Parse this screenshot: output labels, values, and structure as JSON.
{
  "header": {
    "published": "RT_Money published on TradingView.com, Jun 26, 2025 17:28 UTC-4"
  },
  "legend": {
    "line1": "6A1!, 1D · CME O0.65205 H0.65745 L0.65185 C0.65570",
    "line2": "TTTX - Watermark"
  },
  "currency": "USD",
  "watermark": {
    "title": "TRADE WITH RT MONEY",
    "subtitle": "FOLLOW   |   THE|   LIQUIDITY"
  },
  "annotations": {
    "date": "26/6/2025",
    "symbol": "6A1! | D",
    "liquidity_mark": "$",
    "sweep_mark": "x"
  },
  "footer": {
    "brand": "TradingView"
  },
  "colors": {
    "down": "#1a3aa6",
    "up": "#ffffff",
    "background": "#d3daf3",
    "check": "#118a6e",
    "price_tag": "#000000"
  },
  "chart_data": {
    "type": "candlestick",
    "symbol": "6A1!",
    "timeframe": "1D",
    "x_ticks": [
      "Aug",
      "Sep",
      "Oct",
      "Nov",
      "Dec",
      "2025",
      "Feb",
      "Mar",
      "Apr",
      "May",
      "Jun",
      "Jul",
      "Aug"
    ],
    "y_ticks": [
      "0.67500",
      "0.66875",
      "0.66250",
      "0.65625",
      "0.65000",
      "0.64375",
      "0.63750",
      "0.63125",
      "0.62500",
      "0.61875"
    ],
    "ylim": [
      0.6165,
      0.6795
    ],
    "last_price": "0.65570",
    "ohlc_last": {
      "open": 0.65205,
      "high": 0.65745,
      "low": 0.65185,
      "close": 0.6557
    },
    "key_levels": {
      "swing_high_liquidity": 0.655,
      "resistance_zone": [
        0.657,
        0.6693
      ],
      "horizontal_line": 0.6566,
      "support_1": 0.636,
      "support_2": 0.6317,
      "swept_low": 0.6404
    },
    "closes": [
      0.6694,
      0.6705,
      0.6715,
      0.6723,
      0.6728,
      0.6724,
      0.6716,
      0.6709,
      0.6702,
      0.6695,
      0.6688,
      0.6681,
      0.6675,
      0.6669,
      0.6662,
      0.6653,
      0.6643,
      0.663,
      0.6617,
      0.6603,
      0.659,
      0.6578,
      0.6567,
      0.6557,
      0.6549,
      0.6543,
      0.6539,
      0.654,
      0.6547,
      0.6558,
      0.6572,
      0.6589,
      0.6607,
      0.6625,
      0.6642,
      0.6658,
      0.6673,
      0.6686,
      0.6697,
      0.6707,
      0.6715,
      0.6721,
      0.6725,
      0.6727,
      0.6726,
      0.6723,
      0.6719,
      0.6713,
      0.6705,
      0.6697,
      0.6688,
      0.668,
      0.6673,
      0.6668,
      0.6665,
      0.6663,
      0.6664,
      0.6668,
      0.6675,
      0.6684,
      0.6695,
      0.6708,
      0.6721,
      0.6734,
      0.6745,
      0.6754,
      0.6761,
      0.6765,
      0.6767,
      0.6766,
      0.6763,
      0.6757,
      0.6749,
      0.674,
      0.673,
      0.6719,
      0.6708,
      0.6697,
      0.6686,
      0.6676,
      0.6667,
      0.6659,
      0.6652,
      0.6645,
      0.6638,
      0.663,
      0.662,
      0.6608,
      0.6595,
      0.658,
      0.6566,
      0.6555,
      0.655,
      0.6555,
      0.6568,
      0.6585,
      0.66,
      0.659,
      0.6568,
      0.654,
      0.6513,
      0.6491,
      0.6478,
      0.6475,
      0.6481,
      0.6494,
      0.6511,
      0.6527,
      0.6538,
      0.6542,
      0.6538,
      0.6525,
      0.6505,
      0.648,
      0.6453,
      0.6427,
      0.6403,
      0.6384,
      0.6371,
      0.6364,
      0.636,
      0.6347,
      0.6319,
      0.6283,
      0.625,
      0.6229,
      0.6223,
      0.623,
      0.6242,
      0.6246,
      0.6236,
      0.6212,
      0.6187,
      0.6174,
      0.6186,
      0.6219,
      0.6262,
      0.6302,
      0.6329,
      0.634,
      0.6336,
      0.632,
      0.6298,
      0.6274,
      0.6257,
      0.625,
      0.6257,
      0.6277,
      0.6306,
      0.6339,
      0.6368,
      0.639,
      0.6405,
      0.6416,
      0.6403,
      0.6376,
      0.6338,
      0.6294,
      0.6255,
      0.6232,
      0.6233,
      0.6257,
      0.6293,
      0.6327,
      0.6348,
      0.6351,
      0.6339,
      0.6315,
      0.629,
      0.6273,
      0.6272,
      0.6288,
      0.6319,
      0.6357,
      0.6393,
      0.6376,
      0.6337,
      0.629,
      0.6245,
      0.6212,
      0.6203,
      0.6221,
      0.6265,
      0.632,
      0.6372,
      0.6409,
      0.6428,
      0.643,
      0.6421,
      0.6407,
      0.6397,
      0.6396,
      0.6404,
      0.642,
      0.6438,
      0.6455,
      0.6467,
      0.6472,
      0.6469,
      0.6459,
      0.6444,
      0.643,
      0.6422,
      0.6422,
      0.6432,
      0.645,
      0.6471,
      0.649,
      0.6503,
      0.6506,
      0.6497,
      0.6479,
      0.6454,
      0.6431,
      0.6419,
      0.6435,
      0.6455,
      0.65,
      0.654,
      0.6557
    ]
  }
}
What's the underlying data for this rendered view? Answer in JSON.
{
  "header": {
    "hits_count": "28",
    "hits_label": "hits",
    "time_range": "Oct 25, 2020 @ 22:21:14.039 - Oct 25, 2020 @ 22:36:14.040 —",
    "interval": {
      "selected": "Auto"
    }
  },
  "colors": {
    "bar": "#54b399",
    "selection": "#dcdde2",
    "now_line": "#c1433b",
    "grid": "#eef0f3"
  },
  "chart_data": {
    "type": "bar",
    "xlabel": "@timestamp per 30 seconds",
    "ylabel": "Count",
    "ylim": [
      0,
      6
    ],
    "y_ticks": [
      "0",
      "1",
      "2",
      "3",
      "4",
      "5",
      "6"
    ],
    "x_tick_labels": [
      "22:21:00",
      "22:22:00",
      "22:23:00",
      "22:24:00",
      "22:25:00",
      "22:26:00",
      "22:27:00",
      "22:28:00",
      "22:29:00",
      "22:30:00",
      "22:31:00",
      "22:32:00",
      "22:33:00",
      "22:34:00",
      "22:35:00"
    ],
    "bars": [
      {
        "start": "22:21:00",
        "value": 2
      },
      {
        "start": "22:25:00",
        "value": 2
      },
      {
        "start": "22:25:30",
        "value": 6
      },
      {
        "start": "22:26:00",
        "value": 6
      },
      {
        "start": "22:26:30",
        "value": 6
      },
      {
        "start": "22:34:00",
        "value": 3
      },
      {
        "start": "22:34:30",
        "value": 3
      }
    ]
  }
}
##########
= Short problem =
Filter the data for the string "TradingView" and copy every line that has it.

= Correct answer =
    "published": "RT_Money published on TradingView.com, Jun 26, 2025 17:28 UTC-4"
    "brand": "TradingView"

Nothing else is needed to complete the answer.